● **GIVEN PROBLEM**
Output the data exactly, with every line intact.

(Data records)

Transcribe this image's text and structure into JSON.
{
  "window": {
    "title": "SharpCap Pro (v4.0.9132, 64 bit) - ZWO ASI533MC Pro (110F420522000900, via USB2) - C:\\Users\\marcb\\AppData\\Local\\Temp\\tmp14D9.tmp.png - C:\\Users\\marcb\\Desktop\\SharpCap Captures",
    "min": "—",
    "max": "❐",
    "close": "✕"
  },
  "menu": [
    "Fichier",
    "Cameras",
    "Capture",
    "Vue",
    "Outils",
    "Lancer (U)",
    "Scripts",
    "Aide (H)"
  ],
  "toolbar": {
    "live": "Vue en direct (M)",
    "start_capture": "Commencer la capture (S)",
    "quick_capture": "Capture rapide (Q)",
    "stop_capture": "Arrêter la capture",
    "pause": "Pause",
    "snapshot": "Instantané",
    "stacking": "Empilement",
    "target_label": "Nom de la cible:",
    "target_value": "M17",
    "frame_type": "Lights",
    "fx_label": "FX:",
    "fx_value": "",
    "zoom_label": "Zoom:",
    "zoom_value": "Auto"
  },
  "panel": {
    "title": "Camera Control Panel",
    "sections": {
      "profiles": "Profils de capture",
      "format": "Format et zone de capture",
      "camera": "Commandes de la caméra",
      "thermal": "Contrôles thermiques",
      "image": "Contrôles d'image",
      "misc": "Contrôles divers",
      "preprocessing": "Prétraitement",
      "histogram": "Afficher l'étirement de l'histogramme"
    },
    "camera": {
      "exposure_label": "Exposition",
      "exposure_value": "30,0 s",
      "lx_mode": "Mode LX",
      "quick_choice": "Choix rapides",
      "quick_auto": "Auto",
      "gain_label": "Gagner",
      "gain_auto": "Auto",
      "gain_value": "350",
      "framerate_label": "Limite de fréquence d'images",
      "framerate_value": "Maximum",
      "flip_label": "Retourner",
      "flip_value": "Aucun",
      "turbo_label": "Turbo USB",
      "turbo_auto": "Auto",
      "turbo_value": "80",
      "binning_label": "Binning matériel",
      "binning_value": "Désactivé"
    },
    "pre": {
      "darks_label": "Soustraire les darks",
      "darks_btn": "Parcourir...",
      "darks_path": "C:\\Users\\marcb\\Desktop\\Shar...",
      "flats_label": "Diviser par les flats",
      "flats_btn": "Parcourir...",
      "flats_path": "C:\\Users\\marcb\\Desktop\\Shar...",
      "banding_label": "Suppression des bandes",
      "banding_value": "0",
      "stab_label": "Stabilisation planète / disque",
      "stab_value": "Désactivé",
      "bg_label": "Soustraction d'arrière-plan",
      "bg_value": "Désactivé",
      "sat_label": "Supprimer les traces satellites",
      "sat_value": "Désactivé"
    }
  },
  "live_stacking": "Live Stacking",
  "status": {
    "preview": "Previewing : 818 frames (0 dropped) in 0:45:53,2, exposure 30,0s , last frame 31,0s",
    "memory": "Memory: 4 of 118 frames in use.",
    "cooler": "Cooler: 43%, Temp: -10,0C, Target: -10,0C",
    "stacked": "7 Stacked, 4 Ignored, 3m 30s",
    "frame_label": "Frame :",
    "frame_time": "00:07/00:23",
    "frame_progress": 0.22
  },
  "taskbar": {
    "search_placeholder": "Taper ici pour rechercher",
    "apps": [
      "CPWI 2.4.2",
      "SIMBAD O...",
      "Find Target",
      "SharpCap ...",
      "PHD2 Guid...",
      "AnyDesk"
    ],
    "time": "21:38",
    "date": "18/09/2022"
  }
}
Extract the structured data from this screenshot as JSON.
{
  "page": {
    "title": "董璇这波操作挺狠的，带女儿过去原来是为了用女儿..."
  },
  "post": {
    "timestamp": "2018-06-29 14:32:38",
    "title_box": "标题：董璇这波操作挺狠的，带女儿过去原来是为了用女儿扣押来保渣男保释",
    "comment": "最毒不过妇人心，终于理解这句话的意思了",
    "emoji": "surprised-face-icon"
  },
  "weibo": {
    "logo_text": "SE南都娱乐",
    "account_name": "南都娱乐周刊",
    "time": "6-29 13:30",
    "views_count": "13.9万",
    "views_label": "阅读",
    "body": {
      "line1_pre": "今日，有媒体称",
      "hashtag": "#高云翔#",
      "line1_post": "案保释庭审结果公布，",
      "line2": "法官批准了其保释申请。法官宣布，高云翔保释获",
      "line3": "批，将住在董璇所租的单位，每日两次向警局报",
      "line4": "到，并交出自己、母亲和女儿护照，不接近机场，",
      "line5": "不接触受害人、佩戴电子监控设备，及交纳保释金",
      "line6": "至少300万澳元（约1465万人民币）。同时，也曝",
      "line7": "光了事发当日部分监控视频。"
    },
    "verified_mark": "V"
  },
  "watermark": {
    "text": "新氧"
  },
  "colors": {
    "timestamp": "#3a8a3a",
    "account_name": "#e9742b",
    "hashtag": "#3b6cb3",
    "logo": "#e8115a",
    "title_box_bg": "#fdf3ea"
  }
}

● **WORKED SOLUTION**
Transcribe this image's text and structure into JSON.
{
  "window": {
    "title": "SharpCap Pro (v4.0.9132, 64 bit) - ZWO ASI533MC Pro (110F420522000900, via USB2) - C:\\Users\\marcb\\AppData\\Local\\Temp\\tmp14D9.tmp.png - C:\\Users\\marcb\\Desktop\\SharpCap Captures",
    "min": "—",
    "max": "❐",
    "close": "✕"
  },
  "menu": [
    "Fichier",
    "Cameras",
    "Capture",
    "Vue",
    "Outils",
    "Lancer (U)",
    "Scripts",
    "Aide (H)"
  ],
  "toolbar": {
    "live": "Vue en direct (M)",
    "start_capture": "Commencer la capture (S)",
    "quick_capture": "Capture rapide (Q)",
    "stop_capture": "Arrêter la capture",
    "pause": "Pause",
    "snapshot": "Instantané",
    "stacking": "Empilement",
    "target_label": "Nom de la cible:",
    "target_value": "M17",
    "frame_type": "Lights",
    "fx_label": "FX:",
    "fx_value": "",
    "zoom_label": "Zoom:",
    "zoom_value": "Auto"
  },
  "panel": {
    "title": "Camera Control Panel",
    "sections": {
      "profiles": "Profils de capture",
      "format": "Format et zone de capture",
      "camera": "Commandes de la caméra",
      "thermal": "Contrôles thermiques",
      "image": "Contrôles d'image",
      "misc": "Contrôles divers",
      "preprocessing": "Prétraitement",
      "histogram": "Afficher l'étirement de l'histogramme"
    },
    "camera": {
      "exposure_label": "Exposition",
      "exposure_value": "30,0 s",
      "lx_mode": "Mode LX",
      "quick_choice": "Choix rapides",
      "quick_auto": "Auto",
      "gain_label": "Gagner",
      "gain_auto": "Auto",
      "gain_value": "350",
      "framerate_label": "Limite de fréquence d'images",
      "framerate_value": "Maximum",
      "flip_label": "Retourner",
      "flip_value": "Aucun",
      "turbo_label": "Turbo USB",
      "turbo_auto": "Auto",
      "turbo_value": "80",
      "binning_label": "Binning matériel",
      "binning_value": "Désactivé"
    },
    "pre": {
      "darks_label": "Soustraire les darks",
      "darks_btn": "Parcourir...",
      "darks_path": "C:\\Users\\marcb\\Desktop\\Shar...",
      "flats_label": "Diviser par les flats",
      "flats_btn": "Parcourir...",
      "flats_path": "C:\\Users\\marcb\\Desktop\\Shar...",
      "banding_label": "Suppression des bandes",
      "banding_value": "0",
      "stab_label": "Stabilisation planète / disque",
      "stab_value": "Désactivé",
      "bg_label": "Soustraction d'arrière-plan",
      "bg_value": "Désactivé",
      "sat_label": "Supprimer les traces satellites",
      "sat_value": "Désactivé"
    }
  },
  "live_stacking": "Live Stacking",
  "status": {
    "preview": "Previewing : 818 frames (0 dropped) in 0:45:53,2, exposure 30,0s , last frame 31,0s",
    "memory": "Memory: 4 of 118 frames in use.",
    "cooler": "Cooler: 43%, Temp: -10,0C, Target: -10,0C",
    "stacked": "7 Stacked, 4 Ignored, 3m 30s",
    "frame_label": "Frame :",
    "frame_time": "00:07/00:23",
    "frame_progress": 0.22
  },
  "taskbar": {
    "search_placeholder": "Taper ici pour rechercher",
    "apps": [
      "CPWI 2.4.2",
      "SIMBAD O...",
      "Find Target",
      "SharpCap ...",
      "PHD2 Guid...",
      "AnyDesk"
    ],
    "time": "21:38",
    "date": "18/09/2022"
  }
}
Extract the structured data from this screenshot as JSON.
{
  "page": {
    "title": "董璇这波操作挺狠的，带女儿过去原来是为了用女儿..."
  },
  "post": {
    "timestamp": "2018-06-29 14:32:38",
    "title_box": "标题：董璇这波操作挺狠的，带女儿过去原来是为了用女儿扣押来保渣男保释",
    "comment": "最毒不过妇人心，终于理解这句话的意思了",
    "emoji": "surprised-face-icon"
  },
  "weibo": {
    "logo_text": "SE南都娱乐",
    "account_name": "南都娱乐周刊",
    "time": "6-29 13:30",
    "views_count": "13.9万",
    "views_label": "阅读",
    "body": {
      "line1_pre": "今日，有媒体称",
      "hashtag": "#高云翔#",
      "line1_post": "案保释庭审结果公布，",
      "line2": "法官批准了其保释申请。法官宣布，高云翔保释获",
      "line3": "批，将住在董璇所租的单位，每日两次向警局报",
      "line4": "到，并交出自己、母亲和女儿护照，不接近机场，",
      "line5": "不接触受害人、佩戴电子监控设备，及交纳保释金",
      "line6": "至少300万澳元（约1465万人民币）。同时，也曝",
      "line7": "光了事发当日部分监控视频。"
    },
    "verified_mark": "V"
  },
  "watermark": {
    "text": "新氧"
  },
  "colors": {
    "timestamp": "#3a8a3a",
    "account_name": "#e9742b",
    "hashtag": "#3b6cb3",
    "logo": "#e8115a",
    "title_box_bg": "#fdf3ea"
  }
}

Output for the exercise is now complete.